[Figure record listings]
** start **

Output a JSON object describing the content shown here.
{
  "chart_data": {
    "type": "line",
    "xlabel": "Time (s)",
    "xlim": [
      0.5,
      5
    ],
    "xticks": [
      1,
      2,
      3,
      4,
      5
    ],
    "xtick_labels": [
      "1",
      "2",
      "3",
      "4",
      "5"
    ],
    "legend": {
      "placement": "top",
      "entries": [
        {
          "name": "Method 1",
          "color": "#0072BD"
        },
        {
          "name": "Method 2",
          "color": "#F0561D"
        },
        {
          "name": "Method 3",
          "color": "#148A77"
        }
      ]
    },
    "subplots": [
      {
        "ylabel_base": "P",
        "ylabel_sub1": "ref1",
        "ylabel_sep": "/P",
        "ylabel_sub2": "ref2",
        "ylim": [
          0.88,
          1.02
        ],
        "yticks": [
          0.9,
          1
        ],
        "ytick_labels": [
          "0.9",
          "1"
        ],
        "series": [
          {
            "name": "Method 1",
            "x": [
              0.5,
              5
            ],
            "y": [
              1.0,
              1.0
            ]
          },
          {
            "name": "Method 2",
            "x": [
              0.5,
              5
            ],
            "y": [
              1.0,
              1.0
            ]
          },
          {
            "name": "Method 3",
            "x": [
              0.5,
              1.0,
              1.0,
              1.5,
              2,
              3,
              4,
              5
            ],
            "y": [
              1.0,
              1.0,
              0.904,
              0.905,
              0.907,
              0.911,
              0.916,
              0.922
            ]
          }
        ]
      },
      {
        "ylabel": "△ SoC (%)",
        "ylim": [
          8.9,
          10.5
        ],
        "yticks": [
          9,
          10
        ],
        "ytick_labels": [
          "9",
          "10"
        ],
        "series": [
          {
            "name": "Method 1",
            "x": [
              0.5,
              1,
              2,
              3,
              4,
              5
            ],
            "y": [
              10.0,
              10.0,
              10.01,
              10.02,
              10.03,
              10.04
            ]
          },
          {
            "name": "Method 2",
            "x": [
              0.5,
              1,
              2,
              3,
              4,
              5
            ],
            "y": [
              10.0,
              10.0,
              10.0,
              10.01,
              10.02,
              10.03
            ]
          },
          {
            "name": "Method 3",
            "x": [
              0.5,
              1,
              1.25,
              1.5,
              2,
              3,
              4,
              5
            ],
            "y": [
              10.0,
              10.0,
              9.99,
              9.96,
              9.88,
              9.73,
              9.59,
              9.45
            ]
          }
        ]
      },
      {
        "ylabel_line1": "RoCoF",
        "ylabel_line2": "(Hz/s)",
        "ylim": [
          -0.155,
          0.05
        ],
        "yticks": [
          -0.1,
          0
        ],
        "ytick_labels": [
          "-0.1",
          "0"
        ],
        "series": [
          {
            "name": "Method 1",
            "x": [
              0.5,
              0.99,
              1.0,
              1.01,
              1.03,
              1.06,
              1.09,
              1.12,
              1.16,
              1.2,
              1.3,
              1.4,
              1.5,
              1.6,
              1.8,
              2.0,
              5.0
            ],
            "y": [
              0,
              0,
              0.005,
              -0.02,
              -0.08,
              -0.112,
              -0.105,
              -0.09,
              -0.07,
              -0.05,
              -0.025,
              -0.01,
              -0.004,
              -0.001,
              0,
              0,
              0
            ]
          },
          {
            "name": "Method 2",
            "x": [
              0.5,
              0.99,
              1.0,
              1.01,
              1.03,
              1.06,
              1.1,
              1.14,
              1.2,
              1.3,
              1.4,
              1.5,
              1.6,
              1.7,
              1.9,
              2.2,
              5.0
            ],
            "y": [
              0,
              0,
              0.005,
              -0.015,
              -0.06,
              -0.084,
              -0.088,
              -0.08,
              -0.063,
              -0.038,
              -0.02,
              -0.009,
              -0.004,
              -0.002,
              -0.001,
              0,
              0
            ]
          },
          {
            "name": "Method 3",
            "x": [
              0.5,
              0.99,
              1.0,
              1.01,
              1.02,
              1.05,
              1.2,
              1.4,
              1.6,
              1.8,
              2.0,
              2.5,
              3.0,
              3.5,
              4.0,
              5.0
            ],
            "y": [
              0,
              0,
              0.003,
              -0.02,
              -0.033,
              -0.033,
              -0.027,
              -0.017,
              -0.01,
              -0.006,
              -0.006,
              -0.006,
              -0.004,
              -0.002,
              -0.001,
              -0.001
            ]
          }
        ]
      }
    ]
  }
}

** end **

[Task directions] Type the whole listing again, unaltered.

[Result for this task]
Output a JSON object describing the content shown here.
{
  "chart_data": {
    "type": "line",
    "xlabel": "Time (s)",
    "xlim": [
      0.5,
      5
    ],
    "xticks": [
      1,
      2,
      3,
      4,
      5
    ],
    "xtick_labels": [
      "1",
      "2",
      "3",
      "4",
      "5"
    ],
    "legend": {
      "placement": "top",
      "entries": [
        {
          "name": "Method 1",
          "color": "#0072BD"
        },
        {
          "name": "Method 2",
          "color": "#F0561D"
        },
        {
          "name": "Method 3",
          "color": "#148A77"
        }
      ]
    },
    "subplots": [
      {
        "ylabel_base": "P",
        "ylabel_sub1": "ref1",
        "ylabel_sep": "/P",
        "ylabel_sub2": "ref2",
        "ylim": [
          0.88,
          1.02
        ],
        "yticks": [
          0.9,
          1
        ],
        "ytick_labels": [
          "0.9",
          "1"
        ],
        "series": [
          {
            "name": "Method 1",
            "x": [
              0.5,
              5
            ],
            "y": [
              1.0,
              1.0
            ]
          },
          {
            "name": "Method 2",
            "x": [
              0.5,
              5
            ],
            "y": [
              1.0,
              1.0
            ]
          },
          {
            "name": "Method 3",
            "x": [
              0.5,
              1.0,
              1.0,
              1.5,
              2,
              3,
              4,
              5
            ],
            "y": [
              1.0,
              1.0,
              0.904,
              0.905,
              0.907,
              0.911,
              0.916,
              0.922
            ]
          }
        ]
      },
      {
        "ylabel": "△ SoC (%)",
        "ylim": [
          8.9,
          10.5
        ],
        "yticks": [
          9,
          10
        ],
        "ytick_labels": [
          "9",
          "10"
        ],
        "series": [
          {
            "name": "Method 1",
            "x": [
              0.5,
              1,
              2,
              3,
              4,
              5
            ],
            "y": [
              10.0,
              10.0,
              10.01,
              10.02,
              10.03,
              10.04
            ]
          },
          {
            "name": "Method 2",
            "x": [
              0.5,
              1,
              2,
              3,
              4,
              5
            ],
            "y": [
              10.0,
              10.0,
              10.0,
              10.01,
              10.02,
              10.03
            ]
          },
          {
            "name": "Method 3",
            "x": [
              0.5,
              1,
              1.25,
              1.5,
              2,
              3,
              4,
              5
            ],
            "y": [
              10.0,
              10.0,
              9.99,
              9.96,
              9.88,
              9.73,
              9.59,
              9.45
            ]
          }
        ]
      },
      {
        "ylabel_line1": "RoCoF",
        "ylabel_line2": "(Hz/s)",
        "ylim": [
          -0.155,
          0.05
        ],
        "yticks": [
          -0.1,
          0
        ],
        "ytick_labels": [
          "-0.1",
          "0"
        ],
        "series": [
          {
            "name": "Method 1",
            "x": [
              0.5,
              0.99,
              1.0,
              1.01,
              1.03,
              1.06,
              1.09,
              1.12,
              1.16,
              1.2,
              1.3,
              1.4,
              1.5,
              1.6,
              1.8,
              2.0,
              5.0
            ],
            "y": [
              0,
              0,
              0.005,
              -0.02,
              -0.08,
              -0.112,
              -0.105,
              -0.09,
              -0.07,
              -0.05,
              -0.025,
              -0.01,
              -0.004,
              -0.001,
              0,
              0,
              0
            ]
          },
          {
            "name": "Method 2",
            "x": [
              0.5,
              0.99,
              1.0,
              1.01,
              1.03,
              1.06,
              1.1,
              1.14,
              1.2,
              1.3,
              1.4,
              1.5,
              1.6,
              1.7,
              1.9,
              2.2,
              5.0
            ],
            "y": [
              0,
              0,
              0.005,
              -0.015,
              -0.06,
              -0.084,
              -0.088,
              -0.08,
              -0.063,
              -0.038,
              -0.02,
              -0.009,
              -0.004,
              -0.002,
              -0.001,
              0,
              0
            ]
          },
          {
            "name": "Method 3",
            "x": [
              0.5,
              0.99,
              1.0,
              1.01,
              1.02,
              1.05,
              1.2,
              1.4,
              1.6,
              1.8,
              2.0,
              2.5,
              3.0,
              3.5,
              4.0,
              5.0
            ],
            "y": [
              0,
              0,
              0.003,
              -0.02,
              -0.033,
              -0.033,
              -0.027,
              -0.017,
              -0.01,
              -0.006,
              -0.006,
              -0.006,
              -0.004,
              -0.002,
              -0.001,
              -0.001
            ]
          }
        ]
      }
    ]
  }
}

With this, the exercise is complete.